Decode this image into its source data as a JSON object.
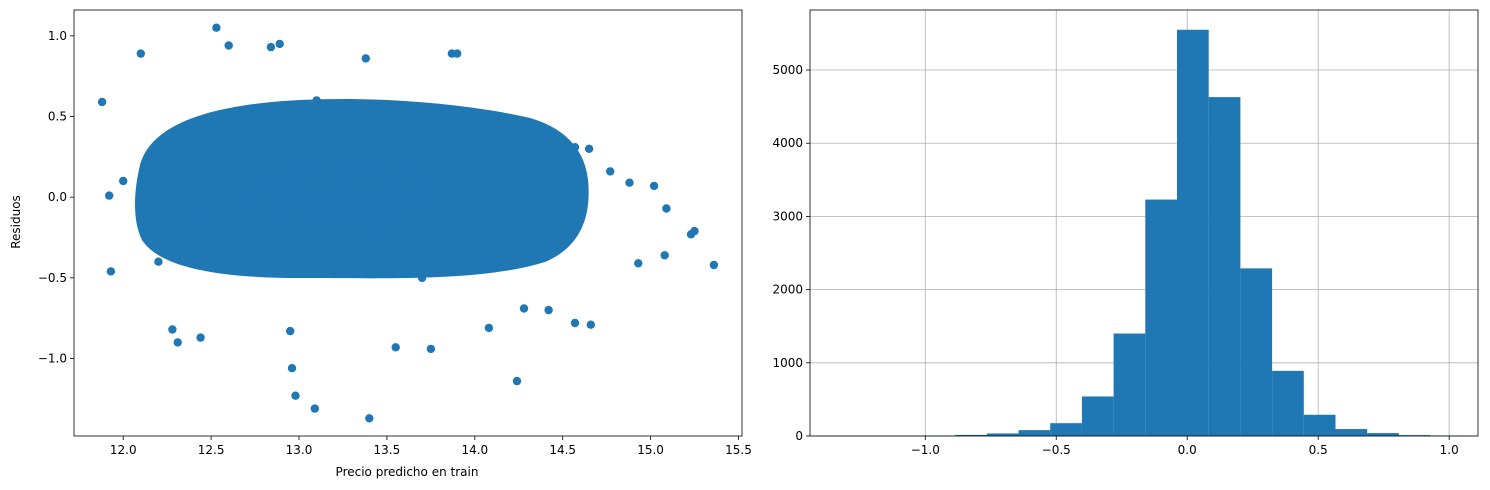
{
  "chart_data": [
    {
      "type": "scatter",
      "title": "",
      "xlabel": "Precio predicho en train",
      "ylabel": "Residuos",
      "xlim": [
        11.72,
        15.52
      ],
      "ylim": [
        -1.48,
        1.16
      ],
      "xticks": [
        12.0,
        12.5,
        13.0,
        13.5,
        14.0,
        14.5,
        15.0,
        15.5
      ],
      "xtick_labels": [
        "12.0",
        "12.5",
        "13.0",
        "13.5",
        "14.0",
        "14.5",
        "15.0",
        "15.5"
      ],
      "yticks": [
        -1.0,
        -0.5,
        0.0,
        0.5,
        1.0
      ],
      "ytick_labels": [
        "−1.0",
        "−0.5",
        "0.0",
        "0.5",
        "1.0"
      ],
      "grid": false,
      "color": "#1f77b4",
      "points": [
        [
          11.88,
          0.59
        ],
        [
          11.92,
          0.01
        ],
        [
          11.93,
          -0.46
        ],
        [
          12.1,
          0.89
        ],
        [
          12.53,
          1.05
        ],
        [
          12.6,
          0.94
        ],
        [
          12.84,
          0.93
        ],
        [
          12.89,
          0.95
        ],
        [
          13.38,
          0.86
        ],
        [
          13.87,
          0.89
        ],
        [
          13.9,
          0.89
        ],
        [
          14.57,
          0.31
        ],
        [
          14.65,
          0.3
        ],
        [
          14.77,
          0.16
        ],
        [
          14.88,
          0.09
        ],
        [
          15.02,
          0.07
        ],
        [
          15.09,
          -0.07
        ],
        [
          15.23,
          -0.23
        ],
        [
          15.25,
          -0.21
        ],
        [
          15.36,
          -0.42
        ],
        [
          15.08,
          -0.36
        ],
        [
          14.93,
          -0.41
        ],
        [
          14.66,
          -0.79
        ],
        [
          14.57,
          -0.78
        ],
        [
          14.24,
          -1.14
        ],
        [
          12.96,
          -1.06
        ],
        [
          12.98,
          -1.23
        ],
        [
          13.09,
          -1.31
        ],
        [
          13.4,
          -1.37
        ],
        [
          13.55,
          -0.93
        ],
        [
          13.75,
          -0.94
        ],
        [
          12.31,
          -0.9
        ],
        [
          12.28,
          -0.82
        ],
        [
          12.44,
          -0.87
        ],
        [
          14.08,
          -0.81
        ],
        [
          14.42,
          -0.7
        ],
        [
          14.28,
          -0.69
        ],
        [
          12.95,
          -0.83
        ],
        [
          13.2,
          0.0
        ],
        [
          13.6,
          0.1
        ],
        [
          12.7,
          -0.2
        ],
        [
          14.0,
          -0.1
        ],
        [
          12.4,
          0.2
        ],
        [
          13.3,
          -0.3
        ],
        [
          13.8,
          0.3
        ],
        [
          12.2,
          -0.4
        ],
        [
          14.3,
          0.2
        ],
        [
          12.0,
          0.1
        ],
        [
          13.1,
          0.6
        ],
        [
          13.7,
          -0.5
        ]
      ]
    },
    {
      "type": "bar",
      "title": "",
      "xlabel": "",
      "ylabel": "",
      "xlim": [
        -1.44,
        1.11
      ],
      "ylim": [
        0,
        5820
      ],
      "xticks": [
        -1.0,
        -0.5,
        0.0,
        0.5,
        1.0
      ],
      "xtick_labels": [
        "−1.0",
        "−0.5",
        "0.0",
        "0.5",
        "1.0"
      ],
      "yticks": [
        0,
        1000,
        2000,
        3000,
        4000,
        5000
      ],
      "ytick_labels": [
        "0",
        "1000",
        "2000",
        "3000",
        "4000",
        "5000"
      ],
      "grid": true,
      "color": "#1f77b4",
      "bin_edges": [
        -1.37,
        -1.249,
        -1.128,
        -1.007,
        -0.886,
        -0.765,
        -0.644,
        -0.523,
        -0.402,
        -0.281,
        -0.16,
        -0.039,
        0.082,
        0.203,
        0.324,
        0.445,
        0.566,
        0.687,
        0.808,
        0.929,
        1.05
      ],
      "values": [
        1,
        1,
        2,
        5,
        15,
        35,
        80,
        175,
        540,
        1400,
        3230,
        5550,
        4630,
        2290,
        890,
        290,
        95,
        40,
        12,
        6
      ]
    }
  ]
}
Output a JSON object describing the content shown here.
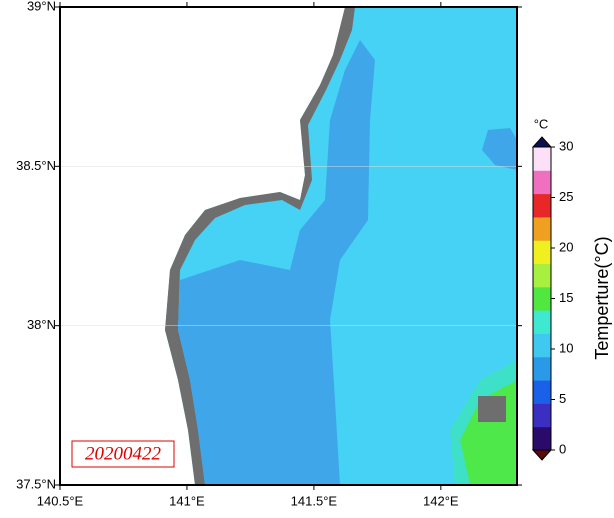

|---|

Written request - Pull out every line in the data above that has the word "object".

Answer to the exercise -
Decode this image into its source data as a JSON object.
Output a JSON object describing the content shown here.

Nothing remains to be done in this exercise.